Read the records below. Copy each line where the string "panel" occurs.

Excerpted records:
***
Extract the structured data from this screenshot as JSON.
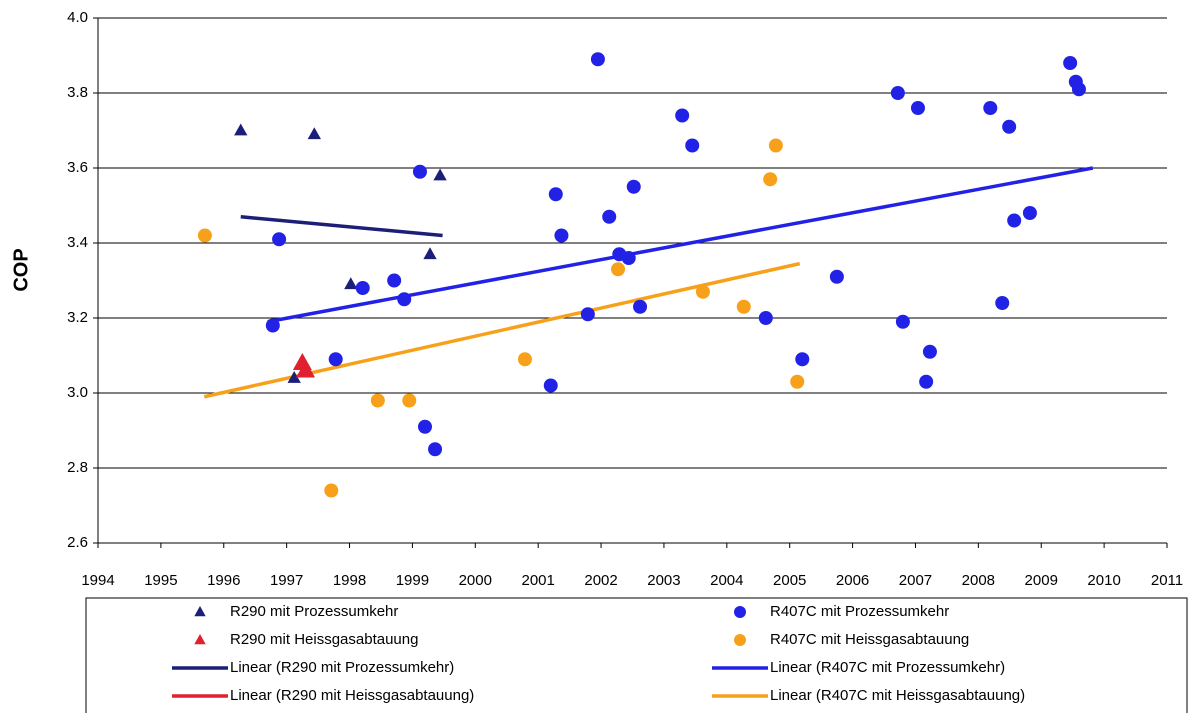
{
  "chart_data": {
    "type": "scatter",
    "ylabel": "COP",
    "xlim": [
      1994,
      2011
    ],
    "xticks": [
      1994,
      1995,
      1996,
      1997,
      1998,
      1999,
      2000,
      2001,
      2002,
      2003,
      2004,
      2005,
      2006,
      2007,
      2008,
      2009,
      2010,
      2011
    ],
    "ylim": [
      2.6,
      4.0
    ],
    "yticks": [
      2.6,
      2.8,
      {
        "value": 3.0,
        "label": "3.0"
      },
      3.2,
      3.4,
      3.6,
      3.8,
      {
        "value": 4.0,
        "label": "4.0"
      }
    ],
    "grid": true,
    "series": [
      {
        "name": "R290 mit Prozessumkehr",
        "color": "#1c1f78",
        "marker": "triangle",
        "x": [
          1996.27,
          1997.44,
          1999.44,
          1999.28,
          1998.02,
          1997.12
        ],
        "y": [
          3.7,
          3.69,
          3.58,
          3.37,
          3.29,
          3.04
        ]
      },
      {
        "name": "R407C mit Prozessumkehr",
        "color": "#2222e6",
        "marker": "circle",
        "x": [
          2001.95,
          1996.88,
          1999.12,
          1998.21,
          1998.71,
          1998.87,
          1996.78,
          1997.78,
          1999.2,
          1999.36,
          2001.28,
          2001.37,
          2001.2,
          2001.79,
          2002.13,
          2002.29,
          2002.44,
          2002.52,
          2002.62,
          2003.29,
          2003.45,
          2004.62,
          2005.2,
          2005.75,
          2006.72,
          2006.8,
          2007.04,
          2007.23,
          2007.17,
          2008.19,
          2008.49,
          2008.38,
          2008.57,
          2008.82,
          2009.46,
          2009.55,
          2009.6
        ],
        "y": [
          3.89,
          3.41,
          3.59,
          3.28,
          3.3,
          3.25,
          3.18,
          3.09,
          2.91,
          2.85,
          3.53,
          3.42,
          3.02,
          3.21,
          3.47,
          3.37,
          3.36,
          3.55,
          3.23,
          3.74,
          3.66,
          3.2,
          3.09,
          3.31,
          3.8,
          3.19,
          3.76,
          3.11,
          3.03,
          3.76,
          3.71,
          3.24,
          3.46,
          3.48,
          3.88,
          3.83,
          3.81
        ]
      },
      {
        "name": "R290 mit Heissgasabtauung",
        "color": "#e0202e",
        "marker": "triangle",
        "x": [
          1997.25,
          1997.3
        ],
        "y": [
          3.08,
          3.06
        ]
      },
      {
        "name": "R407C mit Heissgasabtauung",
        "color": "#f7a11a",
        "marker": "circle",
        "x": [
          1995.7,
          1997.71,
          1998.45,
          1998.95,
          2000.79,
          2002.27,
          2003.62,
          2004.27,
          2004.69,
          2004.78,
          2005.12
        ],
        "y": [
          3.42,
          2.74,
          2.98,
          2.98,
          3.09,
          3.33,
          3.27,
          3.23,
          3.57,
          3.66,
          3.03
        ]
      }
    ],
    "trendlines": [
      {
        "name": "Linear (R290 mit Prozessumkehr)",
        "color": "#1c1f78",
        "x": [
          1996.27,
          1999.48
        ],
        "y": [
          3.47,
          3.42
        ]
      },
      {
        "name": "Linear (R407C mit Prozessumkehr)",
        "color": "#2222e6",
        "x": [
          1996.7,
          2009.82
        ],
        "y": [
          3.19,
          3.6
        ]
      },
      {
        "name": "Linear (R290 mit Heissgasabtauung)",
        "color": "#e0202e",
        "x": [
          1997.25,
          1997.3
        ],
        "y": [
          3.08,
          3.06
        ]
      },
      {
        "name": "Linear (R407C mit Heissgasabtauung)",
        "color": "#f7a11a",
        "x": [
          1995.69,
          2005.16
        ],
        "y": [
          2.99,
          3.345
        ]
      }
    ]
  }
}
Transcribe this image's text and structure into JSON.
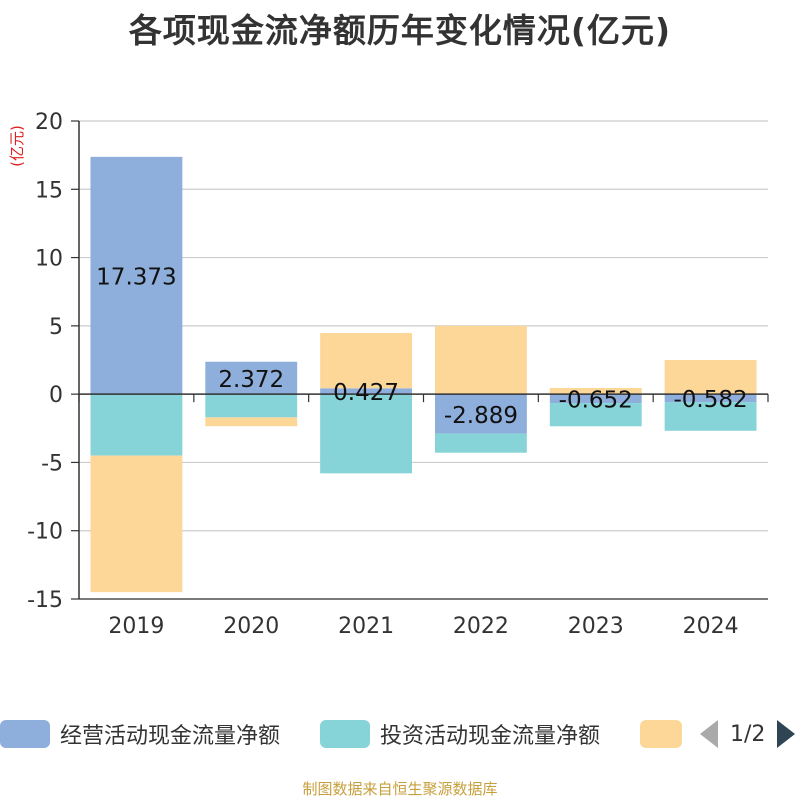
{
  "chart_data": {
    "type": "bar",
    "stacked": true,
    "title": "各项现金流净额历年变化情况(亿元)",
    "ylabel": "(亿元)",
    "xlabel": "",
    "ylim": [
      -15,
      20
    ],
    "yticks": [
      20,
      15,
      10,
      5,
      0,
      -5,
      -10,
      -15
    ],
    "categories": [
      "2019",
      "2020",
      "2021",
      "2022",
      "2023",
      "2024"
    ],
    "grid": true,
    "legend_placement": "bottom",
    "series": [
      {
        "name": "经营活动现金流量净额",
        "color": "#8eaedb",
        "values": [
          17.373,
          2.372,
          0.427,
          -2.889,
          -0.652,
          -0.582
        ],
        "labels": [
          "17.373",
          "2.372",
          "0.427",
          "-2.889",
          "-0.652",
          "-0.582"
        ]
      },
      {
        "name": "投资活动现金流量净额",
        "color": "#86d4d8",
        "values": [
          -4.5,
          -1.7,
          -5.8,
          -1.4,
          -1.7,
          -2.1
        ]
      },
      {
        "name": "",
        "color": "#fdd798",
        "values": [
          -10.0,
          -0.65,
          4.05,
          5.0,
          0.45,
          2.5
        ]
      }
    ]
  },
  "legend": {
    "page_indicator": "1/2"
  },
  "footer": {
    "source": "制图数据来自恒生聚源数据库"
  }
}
***
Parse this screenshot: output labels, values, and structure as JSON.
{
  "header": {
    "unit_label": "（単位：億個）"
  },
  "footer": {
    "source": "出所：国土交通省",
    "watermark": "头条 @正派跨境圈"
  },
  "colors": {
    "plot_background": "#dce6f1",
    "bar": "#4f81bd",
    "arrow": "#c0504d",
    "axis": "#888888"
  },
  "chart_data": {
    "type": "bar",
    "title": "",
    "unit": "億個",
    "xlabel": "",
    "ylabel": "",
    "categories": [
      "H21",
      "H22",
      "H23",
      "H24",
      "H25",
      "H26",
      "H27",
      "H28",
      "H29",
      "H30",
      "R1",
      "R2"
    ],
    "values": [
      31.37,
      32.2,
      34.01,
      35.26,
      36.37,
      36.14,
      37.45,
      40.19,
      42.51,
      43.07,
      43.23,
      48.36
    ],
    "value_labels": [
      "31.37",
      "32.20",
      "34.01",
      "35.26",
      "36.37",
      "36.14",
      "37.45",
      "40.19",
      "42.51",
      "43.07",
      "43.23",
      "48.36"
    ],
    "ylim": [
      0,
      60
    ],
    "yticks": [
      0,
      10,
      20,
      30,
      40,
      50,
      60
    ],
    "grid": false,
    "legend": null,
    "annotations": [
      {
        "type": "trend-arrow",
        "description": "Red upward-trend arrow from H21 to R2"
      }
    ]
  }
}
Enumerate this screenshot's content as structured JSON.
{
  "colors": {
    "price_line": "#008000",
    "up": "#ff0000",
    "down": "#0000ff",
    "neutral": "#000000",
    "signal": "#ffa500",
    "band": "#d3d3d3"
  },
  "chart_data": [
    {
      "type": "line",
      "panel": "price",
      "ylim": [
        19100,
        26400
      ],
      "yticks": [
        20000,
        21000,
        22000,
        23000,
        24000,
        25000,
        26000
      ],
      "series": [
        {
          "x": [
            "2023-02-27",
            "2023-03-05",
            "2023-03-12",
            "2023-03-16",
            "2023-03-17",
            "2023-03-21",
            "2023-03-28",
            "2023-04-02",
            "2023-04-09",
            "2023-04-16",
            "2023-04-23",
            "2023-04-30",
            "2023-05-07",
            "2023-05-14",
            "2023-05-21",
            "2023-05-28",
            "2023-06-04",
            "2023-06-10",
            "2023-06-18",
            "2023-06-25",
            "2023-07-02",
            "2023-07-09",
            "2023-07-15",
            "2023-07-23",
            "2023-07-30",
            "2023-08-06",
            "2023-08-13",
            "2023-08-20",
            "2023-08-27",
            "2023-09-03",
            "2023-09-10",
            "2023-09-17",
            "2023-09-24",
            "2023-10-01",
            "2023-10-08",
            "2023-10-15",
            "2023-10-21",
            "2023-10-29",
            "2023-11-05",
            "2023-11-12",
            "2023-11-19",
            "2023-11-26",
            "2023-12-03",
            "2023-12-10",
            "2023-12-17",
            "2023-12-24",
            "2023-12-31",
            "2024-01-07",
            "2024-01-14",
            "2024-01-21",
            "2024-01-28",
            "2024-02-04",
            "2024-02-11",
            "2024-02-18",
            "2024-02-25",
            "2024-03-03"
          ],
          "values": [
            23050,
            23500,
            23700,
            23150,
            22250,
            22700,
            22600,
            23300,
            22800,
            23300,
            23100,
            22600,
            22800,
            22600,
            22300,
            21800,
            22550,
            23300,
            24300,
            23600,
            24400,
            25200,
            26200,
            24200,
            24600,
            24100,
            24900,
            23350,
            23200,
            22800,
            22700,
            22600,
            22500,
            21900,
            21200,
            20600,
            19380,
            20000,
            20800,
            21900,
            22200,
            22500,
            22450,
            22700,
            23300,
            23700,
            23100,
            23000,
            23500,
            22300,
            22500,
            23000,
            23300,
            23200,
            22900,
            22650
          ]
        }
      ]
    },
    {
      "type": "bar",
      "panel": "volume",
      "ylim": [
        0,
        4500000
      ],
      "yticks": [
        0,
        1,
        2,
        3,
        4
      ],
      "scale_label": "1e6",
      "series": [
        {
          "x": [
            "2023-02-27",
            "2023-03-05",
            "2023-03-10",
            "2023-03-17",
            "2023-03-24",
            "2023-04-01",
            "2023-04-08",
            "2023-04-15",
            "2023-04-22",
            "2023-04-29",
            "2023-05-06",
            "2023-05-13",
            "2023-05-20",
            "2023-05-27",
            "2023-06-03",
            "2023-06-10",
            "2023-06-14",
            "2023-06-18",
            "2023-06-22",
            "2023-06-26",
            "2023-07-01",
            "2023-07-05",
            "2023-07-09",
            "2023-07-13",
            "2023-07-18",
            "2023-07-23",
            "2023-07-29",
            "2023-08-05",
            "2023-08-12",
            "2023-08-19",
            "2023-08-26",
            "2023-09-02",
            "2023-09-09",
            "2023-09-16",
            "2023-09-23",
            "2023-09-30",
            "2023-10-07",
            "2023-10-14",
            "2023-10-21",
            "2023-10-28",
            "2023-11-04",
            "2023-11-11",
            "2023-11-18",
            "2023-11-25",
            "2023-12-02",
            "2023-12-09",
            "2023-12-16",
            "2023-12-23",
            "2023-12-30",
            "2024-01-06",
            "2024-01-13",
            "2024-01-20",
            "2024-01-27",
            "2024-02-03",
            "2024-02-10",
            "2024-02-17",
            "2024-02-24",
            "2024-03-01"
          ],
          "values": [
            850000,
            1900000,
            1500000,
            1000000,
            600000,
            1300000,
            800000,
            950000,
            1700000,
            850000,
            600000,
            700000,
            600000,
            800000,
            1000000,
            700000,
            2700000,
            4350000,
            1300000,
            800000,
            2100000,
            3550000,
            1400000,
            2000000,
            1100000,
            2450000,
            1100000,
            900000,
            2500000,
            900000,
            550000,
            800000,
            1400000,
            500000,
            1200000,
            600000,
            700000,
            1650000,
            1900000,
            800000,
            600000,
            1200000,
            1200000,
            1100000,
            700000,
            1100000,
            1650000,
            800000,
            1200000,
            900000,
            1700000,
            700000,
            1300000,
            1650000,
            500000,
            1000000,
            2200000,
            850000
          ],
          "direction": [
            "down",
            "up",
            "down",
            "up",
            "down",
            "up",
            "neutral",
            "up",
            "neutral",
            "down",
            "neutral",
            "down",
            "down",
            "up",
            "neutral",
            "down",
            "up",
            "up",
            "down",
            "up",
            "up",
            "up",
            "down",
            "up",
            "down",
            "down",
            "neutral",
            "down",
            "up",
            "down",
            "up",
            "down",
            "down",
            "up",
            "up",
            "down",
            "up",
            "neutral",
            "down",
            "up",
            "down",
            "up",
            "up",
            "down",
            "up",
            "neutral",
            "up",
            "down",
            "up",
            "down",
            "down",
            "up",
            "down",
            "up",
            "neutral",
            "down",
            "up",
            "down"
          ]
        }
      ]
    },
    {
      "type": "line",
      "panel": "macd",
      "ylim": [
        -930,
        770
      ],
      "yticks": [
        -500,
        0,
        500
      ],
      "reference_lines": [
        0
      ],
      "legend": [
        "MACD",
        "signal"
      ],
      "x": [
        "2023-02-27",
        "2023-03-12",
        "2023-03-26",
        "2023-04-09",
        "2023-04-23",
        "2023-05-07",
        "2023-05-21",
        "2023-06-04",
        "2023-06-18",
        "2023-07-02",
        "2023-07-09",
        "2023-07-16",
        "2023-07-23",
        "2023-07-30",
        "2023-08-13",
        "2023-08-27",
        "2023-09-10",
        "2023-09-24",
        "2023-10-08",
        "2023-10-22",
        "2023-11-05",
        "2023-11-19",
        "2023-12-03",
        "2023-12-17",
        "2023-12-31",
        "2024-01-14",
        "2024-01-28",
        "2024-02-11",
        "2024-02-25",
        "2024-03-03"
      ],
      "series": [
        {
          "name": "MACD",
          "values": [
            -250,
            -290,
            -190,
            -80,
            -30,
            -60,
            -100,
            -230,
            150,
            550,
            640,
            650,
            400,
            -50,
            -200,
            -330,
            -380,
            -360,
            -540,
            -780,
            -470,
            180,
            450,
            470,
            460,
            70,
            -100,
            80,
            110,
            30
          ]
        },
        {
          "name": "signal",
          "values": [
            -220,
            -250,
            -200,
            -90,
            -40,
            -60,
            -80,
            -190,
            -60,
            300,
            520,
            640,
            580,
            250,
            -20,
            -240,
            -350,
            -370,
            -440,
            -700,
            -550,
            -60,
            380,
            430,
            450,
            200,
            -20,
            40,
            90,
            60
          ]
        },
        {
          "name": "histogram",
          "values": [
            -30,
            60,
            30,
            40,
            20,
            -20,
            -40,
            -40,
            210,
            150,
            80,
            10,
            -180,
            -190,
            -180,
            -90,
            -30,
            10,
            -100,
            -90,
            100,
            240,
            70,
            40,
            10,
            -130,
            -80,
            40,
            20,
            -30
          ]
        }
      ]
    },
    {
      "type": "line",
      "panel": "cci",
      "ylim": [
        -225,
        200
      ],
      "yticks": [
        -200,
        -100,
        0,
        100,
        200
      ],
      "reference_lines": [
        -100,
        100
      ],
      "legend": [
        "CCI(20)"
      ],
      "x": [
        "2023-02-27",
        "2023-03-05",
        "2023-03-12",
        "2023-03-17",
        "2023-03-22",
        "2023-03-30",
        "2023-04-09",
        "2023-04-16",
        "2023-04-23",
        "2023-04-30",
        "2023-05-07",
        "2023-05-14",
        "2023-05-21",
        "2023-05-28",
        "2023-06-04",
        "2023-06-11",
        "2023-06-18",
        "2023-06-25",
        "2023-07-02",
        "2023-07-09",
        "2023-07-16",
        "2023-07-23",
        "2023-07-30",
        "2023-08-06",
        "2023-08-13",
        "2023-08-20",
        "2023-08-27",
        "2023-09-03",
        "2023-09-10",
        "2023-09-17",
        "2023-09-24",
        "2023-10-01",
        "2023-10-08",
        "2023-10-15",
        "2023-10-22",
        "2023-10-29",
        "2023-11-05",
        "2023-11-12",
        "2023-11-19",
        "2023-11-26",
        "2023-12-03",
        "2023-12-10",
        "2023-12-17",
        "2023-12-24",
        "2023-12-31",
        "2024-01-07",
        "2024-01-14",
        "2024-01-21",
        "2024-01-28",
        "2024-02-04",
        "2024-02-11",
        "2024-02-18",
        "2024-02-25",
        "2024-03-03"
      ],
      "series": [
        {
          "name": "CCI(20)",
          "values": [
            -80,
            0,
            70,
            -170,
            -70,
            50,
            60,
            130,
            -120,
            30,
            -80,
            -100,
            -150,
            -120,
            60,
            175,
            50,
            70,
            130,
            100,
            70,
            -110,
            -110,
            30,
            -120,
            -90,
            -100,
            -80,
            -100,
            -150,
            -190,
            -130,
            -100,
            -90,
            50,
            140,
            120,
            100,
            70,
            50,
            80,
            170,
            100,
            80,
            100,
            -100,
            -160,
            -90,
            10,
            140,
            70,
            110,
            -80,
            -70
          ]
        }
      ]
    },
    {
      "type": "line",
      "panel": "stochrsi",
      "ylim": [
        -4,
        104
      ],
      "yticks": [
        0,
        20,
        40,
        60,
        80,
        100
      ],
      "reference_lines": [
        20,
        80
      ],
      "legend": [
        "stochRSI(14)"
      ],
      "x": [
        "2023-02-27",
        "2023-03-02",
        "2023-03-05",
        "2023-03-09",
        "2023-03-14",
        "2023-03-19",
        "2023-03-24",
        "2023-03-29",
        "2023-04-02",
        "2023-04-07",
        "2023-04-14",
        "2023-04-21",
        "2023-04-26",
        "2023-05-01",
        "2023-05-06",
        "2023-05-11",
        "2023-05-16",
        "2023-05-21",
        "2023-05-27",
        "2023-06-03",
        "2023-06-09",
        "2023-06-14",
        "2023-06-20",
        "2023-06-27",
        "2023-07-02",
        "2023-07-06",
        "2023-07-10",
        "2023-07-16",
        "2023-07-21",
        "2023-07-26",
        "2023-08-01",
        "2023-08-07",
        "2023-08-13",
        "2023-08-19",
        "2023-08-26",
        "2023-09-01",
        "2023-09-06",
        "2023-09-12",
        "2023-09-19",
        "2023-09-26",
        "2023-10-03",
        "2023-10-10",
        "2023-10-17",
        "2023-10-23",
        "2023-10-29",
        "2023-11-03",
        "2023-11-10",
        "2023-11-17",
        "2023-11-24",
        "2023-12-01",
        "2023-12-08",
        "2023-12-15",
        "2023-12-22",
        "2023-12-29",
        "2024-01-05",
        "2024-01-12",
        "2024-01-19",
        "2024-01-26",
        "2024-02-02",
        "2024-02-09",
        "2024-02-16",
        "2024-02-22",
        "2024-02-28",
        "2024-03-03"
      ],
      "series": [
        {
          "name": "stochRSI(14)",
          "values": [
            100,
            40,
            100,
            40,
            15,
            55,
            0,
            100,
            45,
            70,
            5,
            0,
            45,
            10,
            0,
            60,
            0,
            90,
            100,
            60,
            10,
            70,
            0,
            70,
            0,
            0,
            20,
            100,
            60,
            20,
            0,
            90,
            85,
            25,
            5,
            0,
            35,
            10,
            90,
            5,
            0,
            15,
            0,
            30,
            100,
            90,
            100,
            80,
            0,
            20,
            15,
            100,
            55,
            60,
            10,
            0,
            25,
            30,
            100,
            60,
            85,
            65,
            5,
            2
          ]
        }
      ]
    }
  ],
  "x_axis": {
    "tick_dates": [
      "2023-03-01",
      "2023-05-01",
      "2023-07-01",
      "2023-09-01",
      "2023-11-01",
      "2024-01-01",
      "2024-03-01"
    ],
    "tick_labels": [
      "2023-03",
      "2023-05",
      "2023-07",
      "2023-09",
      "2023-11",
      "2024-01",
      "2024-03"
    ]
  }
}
***
Finished exercise:
      "panel": "price",
      "panel": "volume",
      "panel": "macd",
      "panel": "cci",
      "panel": "stochrsi",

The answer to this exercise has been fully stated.